= What to do =
Lay out each row below as a numbered list, leaving out blank lines and the pictures.

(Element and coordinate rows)
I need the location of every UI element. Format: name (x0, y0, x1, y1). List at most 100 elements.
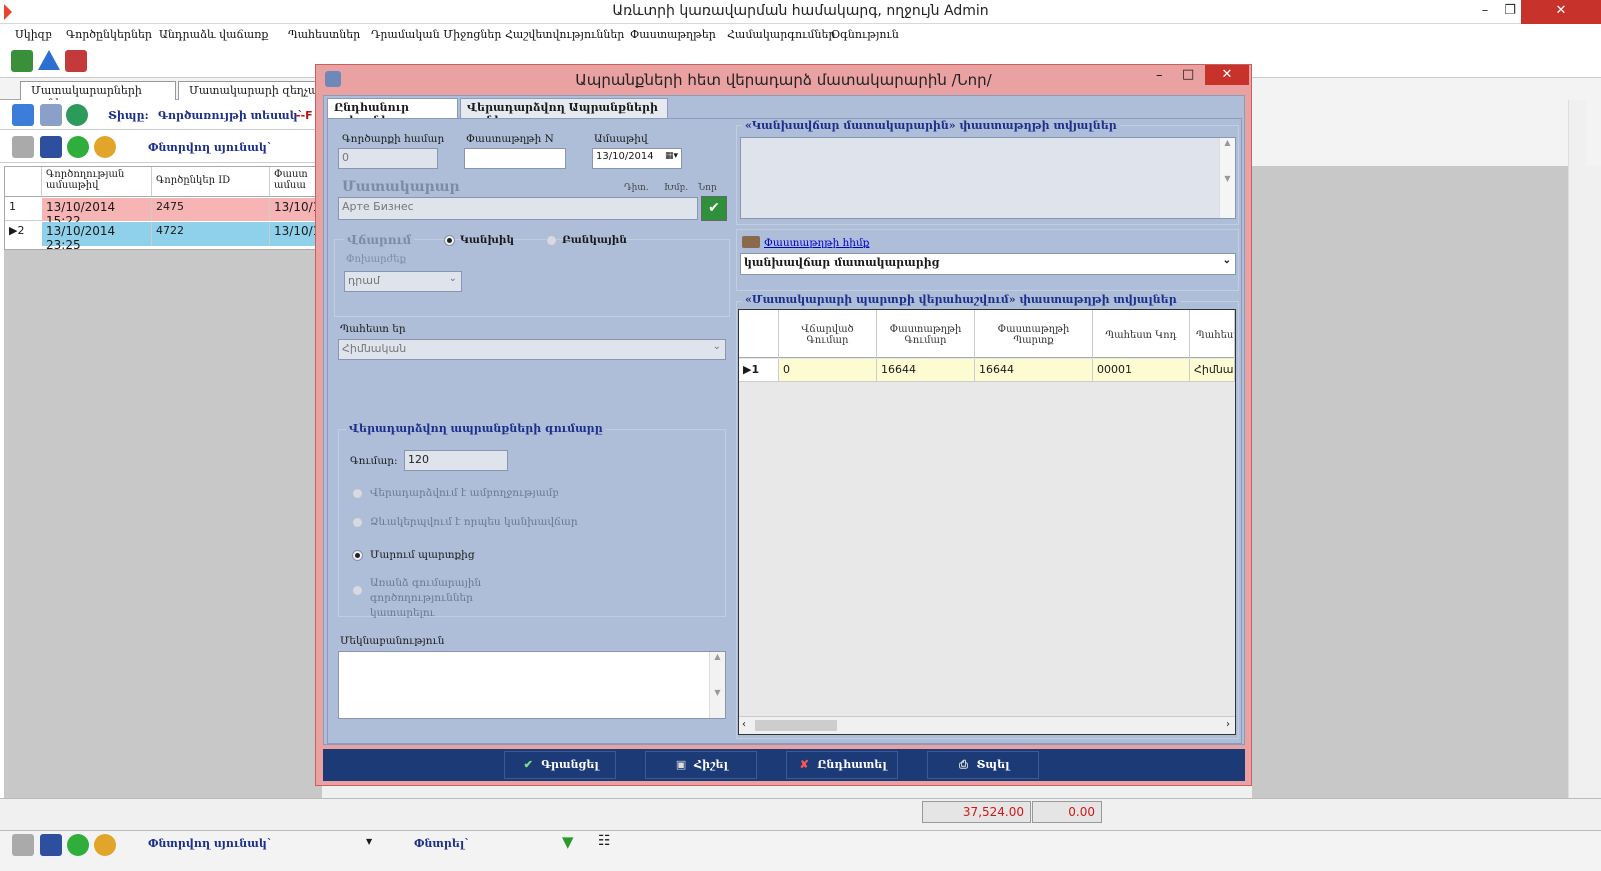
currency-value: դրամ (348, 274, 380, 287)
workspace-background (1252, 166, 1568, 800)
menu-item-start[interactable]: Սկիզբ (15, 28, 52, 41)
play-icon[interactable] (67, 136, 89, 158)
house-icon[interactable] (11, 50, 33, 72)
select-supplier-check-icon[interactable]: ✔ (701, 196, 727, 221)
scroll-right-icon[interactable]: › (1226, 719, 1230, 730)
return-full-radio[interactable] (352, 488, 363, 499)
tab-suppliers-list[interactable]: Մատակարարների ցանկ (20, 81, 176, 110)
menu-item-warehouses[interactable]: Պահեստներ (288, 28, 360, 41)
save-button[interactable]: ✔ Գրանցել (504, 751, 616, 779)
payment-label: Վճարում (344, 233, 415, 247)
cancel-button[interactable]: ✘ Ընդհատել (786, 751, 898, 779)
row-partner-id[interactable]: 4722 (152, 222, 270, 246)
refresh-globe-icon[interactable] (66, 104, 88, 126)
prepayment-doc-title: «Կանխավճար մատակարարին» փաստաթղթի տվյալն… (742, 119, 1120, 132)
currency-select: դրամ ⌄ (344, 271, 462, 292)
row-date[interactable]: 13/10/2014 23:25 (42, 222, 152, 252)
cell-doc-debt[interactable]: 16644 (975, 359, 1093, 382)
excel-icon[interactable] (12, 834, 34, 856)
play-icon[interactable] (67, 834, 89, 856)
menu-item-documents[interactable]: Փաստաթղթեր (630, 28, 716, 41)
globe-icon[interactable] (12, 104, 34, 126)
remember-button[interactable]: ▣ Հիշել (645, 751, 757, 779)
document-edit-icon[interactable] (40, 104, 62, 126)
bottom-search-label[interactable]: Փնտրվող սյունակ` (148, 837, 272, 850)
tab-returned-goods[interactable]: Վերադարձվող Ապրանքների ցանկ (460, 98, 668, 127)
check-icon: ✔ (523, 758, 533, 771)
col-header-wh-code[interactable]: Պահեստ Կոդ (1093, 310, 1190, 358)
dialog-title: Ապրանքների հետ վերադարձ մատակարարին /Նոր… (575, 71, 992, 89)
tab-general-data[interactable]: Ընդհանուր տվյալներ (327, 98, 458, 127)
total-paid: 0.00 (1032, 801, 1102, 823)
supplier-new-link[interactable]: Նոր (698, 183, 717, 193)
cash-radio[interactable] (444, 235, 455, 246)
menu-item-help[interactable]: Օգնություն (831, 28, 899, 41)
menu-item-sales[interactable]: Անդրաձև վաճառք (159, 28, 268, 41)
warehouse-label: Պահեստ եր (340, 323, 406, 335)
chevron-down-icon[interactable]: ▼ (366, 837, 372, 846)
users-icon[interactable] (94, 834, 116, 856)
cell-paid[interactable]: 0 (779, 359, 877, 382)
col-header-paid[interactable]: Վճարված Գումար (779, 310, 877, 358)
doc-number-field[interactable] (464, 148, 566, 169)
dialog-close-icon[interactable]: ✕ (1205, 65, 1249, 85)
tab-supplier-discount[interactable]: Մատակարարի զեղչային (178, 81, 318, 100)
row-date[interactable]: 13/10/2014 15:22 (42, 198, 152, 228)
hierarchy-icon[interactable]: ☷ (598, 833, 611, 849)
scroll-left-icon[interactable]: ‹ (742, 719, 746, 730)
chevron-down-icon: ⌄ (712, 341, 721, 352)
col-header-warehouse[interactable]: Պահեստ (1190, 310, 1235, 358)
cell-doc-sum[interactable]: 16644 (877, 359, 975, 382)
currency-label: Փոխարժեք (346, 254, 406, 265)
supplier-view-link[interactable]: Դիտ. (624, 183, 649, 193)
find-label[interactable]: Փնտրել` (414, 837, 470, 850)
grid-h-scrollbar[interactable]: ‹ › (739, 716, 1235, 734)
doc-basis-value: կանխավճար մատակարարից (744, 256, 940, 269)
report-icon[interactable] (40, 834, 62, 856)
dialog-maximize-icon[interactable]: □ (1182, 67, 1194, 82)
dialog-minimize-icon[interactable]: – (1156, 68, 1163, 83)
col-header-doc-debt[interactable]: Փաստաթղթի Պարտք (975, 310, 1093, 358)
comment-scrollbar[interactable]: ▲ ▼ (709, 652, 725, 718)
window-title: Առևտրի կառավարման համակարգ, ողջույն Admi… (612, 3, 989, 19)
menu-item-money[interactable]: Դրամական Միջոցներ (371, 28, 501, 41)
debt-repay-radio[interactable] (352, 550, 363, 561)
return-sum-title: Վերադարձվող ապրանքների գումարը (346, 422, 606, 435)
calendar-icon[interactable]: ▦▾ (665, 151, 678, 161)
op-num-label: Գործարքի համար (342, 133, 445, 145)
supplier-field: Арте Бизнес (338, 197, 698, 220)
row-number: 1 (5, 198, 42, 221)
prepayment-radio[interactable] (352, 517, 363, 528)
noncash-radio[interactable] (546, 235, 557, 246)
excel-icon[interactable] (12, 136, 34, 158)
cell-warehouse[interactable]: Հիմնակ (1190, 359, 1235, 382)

= Worked answer =
1. I need the location of every UI element. Format: name (x0, y0, x1, y1). List at most 100 elements.
2. currency-value: դրամ (348, 274, 380, 287)
3. workspace-background (1252, 166, 1568, 800)
4. menu-item-start[interactable]: Սկիզբ (15, 28, 52, 41)
5. play-icon[interactable] (67, 136, 89, 158)
6. house-icon[interactable] (11, 50, 33, 72)
7. select-supplier-check-icon[interactable]: ✔ (701, 196, 727, 221)
8. scroll-right-icon[interactable]: › (1226, 719, 1230, 730)
9. return-full-radio[interactable] (352, 488, 363, 499)
10. tab-suppliers-list[interactable]: Մատակարարների ցանկ (20, 81, 176, 110)
11. menu-item-warehouses[interactable]: Պահեստներ (288, 28, 360, 41)
12. save-button[interactable]: ✔ Գրանցել (504, 751, 616, 779)
13. payment-label: Վճարում (344, 233, 415, 247)
14. cancel-button[interactable]: ✘ Ընդհատել (786, 751, 898, 779)
15. row-partner-id[interactable]: 4722 (152, 222, 270, 246)
16. refresh-globe-icon[interactable] (66, 104, 88, 126)
17. prepayment-doc-title: «Կանխավճար մատակարարին» փաստաթղթի տվյալն… (742, 119, 1120, 132)
18. currency-select: դրամ ⌄ (344, 271, 462, 292)
19. row-date[interactable]: 13/10/2014 23:25 (42, 222, 152, 252)
20. cell-doc-debt[interactable]: 16644 (975, 359, 1093, 382)
21. excel-icon[interactable] (12, 834, 34, 856)
22. play-icon[interactable] (67, 834, 89, 856)
23. menu-item-documents[interactable]: Փաստաթղթեր (630, 28, 716, 41)
24. globe-icon[interactable] (12, 104, 34, 126)
25. remember-button[interactable]: ▣ Հիշել (645, 751, 757, 779)
26. document-edit-icon[interactable] (40, 104, 62, 126)
27. bottom-search-label[interactable]: Փնտրվող սյունակ` (148, 837, 272, 850)
28. tab-returned-goods[interactable]: Վերադարձվող Ապրանքների ցանկ (460, 98, 668, 127)
29. check-icon: ✔ (523, 758, 533, 771)
30. col-header-wh-code[interactable]: Պահեստ Կոդ (1093, 310, 1190, 358)
31. dialog-title: Ապրանքների հետ վերադարձ մատակարարին /Նոր… (575, 71, 992, 89)
32. tab-general-data[interactable]: Ընդհանուր տվյալներ (327, 98, 458, 127)
33. total-paid: 0.00 (1032, 801, 1102, 823)
34. supplier-new-link[interactable]: Նոր (698, 183, 717, 193)
35. cash-radio[interactable] (444, 235, 455, 246)
36. menu-item-help[interactable]: Օգնություն (831, 28, 899, 41)
37. menu-item-sales[interactable]: Անդրաձև վաճառք (159, 28, 268, 41)
38. warehouse-label: Պահեստ եր (340, 323, 406, 335)
39. chevron-down-icon[interactable]: ▼ (366, 837, 372, 846)
40. users-icon[interactable] (94, 834, 116, 856)
41. cell-paid[interactable]: 0 (779, 359, 877, 382)
42. col-header-paid[interactable]: Վճարված Գումար (779, 310, 877, 358)
43. doc-number-field[interactable] (464, 148, 566, 169)
44. dialog-close-icon[interactable]: ✕ (1205, 65, 1249, 85)
45. tab-supplier-discount[interactable]: Մատակարարի զեղչային (178, 81, 318, 100)
46. row-date[interactable]: 13/10/2014 15:22 (42, 198, 152, 228)
47. hierarchy-icon[interactable]: ☷ (598, 833, 611, 849)
48. scroll-left-icon[interactable]: ‹ (742, 719, 746, 730)
49. chevron-down-icon: ⌄ (712, 341, 721, 352)
50. col-header-warehouse[interactable]: Պահեստ (1190, 310, 1235, 358)
51. cell-doc-sum[interactable]: 16644 (877, 359, 975, 382)
52. currency-label: Փոխարժեք (346, 254, 406, 265)
53. supplier-view-link[interactable]: Դիտ. (624, 183, 649, 193)
54. find-label[interactable]: Փնտրել` (414, 837, 470, 850)
55. grid-h-scrollbar[interactable]: ‹ › (739, 716, 1235, 734)
56. doc-basis-value: կանխավճար մատակարարից (744, 256, 940, 269)
57. report-icon[interactable] (40, 834, 62, 856)
58. dialog-maximize-icon[interactable]: □ (1182, 67, 1194, 82)
59. dialog-minimize-icon[interactable]: – (1156, 68, 1163, 83)
60. col-header-doc-debt[interactable]: Փաստաթղթի Պարտք (975, 310, 1093, 358)
61. comment-scrollbar[interactable]: ▲ ▼ (709, 652, 725, 718)
62. window-title: Առևտրի կառավարման համակարգ, ողջույն Admi… (612, 3, 989, 19)
63. menu-item-money[interactable]: Դրամական Միջոցներ (371, 28, 501, 41)
64. debt-repay-radio[interactable] (352, 550, 363, 561)
65. return-sum-title: Վերադարձվող ապրանքների գումարը (346, 422, 606, 435)
66. calendar-icon[interactable]: ▦▾ (665, 151, 678, 161)
67. op-num-label: Գործարքի համար (342, 133, 445, 145)
68. supplier-field: Арте Бизнес (338, 197, 698, 220)
69. row-number: 1 (5, 198, 42, 221)
70. prepayment-radio[interactable] (352, 517, 363, 528)
71. noncash-radio[interactable] (546, 235, 557, 246)
72. excel-icon[interactable] (12, 136, 34, 158)
73. cell-warehouse[interactable]: Հիմնակ (1190, 359, 1235, 382)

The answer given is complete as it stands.